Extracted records
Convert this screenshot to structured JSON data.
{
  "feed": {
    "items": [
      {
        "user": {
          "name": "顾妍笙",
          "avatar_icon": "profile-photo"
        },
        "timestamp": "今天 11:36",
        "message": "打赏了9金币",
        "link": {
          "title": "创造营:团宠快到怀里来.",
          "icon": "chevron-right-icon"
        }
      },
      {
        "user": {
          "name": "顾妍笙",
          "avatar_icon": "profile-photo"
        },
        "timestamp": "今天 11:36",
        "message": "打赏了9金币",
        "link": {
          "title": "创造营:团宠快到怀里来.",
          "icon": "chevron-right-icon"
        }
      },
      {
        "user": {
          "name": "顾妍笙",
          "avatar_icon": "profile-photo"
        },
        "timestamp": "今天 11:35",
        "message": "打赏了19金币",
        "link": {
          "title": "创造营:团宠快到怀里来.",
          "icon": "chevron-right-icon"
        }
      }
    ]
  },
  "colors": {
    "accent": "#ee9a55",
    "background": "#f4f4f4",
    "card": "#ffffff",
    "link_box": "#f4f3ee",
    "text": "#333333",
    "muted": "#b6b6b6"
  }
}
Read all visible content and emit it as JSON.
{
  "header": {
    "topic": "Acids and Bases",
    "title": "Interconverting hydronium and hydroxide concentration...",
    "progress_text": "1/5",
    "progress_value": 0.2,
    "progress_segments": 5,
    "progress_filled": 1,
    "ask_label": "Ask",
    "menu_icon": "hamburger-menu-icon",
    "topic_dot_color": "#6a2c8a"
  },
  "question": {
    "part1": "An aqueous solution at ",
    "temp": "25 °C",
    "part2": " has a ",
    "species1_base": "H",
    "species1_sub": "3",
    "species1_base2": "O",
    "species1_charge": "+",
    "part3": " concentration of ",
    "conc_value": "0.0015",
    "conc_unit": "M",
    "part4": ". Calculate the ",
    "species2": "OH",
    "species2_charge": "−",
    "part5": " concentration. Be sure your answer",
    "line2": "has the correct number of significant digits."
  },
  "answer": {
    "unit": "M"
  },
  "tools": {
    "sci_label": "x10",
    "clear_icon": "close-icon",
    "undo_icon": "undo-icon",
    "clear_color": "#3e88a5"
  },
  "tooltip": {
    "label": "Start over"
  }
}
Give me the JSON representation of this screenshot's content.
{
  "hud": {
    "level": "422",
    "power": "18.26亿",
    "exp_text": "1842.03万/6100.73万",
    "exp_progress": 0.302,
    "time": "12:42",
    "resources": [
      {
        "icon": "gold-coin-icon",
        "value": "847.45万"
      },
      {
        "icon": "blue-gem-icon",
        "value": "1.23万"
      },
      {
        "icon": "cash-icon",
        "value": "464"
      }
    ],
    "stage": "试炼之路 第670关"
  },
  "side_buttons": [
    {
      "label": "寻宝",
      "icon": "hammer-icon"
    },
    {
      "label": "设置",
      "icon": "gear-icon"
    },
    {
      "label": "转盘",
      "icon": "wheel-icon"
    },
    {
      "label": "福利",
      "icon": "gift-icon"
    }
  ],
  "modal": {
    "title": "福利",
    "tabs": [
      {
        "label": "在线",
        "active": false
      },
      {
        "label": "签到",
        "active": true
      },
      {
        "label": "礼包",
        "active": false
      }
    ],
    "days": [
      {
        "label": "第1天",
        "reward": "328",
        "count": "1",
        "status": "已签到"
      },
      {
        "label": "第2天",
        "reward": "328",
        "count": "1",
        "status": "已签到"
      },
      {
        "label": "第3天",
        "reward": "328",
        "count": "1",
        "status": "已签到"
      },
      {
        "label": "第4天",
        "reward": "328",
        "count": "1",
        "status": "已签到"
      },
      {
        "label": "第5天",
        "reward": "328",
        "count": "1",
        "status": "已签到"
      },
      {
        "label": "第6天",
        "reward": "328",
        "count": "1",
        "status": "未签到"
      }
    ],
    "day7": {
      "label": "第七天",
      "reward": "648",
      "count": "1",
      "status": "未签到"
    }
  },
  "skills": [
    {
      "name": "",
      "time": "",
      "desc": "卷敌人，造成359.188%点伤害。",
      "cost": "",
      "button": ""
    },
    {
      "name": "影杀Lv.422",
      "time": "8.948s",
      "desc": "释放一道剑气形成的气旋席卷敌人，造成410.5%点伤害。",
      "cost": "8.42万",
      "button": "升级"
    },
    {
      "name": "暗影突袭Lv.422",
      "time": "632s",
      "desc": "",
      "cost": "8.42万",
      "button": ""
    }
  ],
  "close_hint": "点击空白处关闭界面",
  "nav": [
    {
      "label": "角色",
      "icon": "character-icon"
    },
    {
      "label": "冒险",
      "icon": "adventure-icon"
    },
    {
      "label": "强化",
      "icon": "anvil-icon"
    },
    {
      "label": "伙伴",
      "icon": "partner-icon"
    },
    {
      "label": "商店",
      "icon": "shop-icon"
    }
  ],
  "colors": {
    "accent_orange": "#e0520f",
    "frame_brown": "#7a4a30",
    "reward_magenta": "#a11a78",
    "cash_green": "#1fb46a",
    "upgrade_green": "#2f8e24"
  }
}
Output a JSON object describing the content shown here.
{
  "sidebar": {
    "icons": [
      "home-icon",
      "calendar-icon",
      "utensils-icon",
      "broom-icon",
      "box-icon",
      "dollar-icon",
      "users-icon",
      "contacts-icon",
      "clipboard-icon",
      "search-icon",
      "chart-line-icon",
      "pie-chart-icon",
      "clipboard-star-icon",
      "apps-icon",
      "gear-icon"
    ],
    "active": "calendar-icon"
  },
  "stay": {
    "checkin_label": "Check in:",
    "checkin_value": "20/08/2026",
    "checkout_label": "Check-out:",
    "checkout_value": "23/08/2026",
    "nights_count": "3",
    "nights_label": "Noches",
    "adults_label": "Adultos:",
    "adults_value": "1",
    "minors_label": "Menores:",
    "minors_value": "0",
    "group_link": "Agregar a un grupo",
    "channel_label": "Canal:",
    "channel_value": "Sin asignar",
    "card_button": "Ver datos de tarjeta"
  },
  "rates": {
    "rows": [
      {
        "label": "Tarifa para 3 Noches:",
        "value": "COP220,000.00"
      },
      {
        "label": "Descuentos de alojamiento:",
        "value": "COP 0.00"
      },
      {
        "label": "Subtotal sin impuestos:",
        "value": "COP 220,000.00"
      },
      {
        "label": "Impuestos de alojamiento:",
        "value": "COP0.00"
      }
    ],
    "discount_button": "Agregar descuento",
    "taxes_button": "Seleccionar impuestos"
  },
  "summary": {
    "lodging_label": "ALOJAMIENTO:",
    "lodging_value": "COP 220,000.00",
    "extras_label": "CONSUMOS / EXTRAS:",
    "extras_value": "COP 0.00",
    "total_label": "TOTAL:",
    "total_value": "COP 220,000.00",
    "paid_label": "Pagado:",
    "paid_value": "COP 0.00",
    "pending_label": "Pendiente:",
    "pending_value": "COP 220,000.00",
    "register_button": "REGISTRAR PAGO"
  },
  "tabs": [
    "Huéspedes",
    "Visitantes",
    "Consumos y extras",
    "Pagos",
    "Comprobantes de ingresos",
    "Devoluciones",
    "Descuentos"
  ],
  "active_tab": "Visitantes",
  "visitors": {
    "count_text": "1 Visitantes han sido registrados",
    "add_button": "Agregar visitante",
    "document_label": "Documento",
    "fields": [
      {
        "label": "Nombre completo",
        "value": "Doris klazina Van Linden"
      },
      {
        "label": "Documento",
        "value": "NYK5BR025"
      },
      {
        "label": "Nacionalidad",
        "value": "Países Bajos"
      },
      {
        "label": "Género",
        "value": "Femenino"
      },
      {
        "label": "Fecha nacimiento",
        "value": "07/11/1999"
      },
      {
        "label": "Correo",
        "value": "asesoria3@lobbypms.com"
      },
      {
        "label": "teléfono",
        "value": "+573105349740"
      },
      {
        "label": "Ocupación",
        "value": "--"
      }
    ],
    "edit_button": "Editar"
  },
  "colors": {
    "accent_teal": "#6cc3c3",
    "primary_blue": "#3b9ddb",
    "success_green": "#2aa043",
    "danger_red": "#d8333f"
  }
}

*TO BE DONE:*
In the entries above, some lines may contain the string "this"; report how many, without additional comment.

*OUTPUT:*
2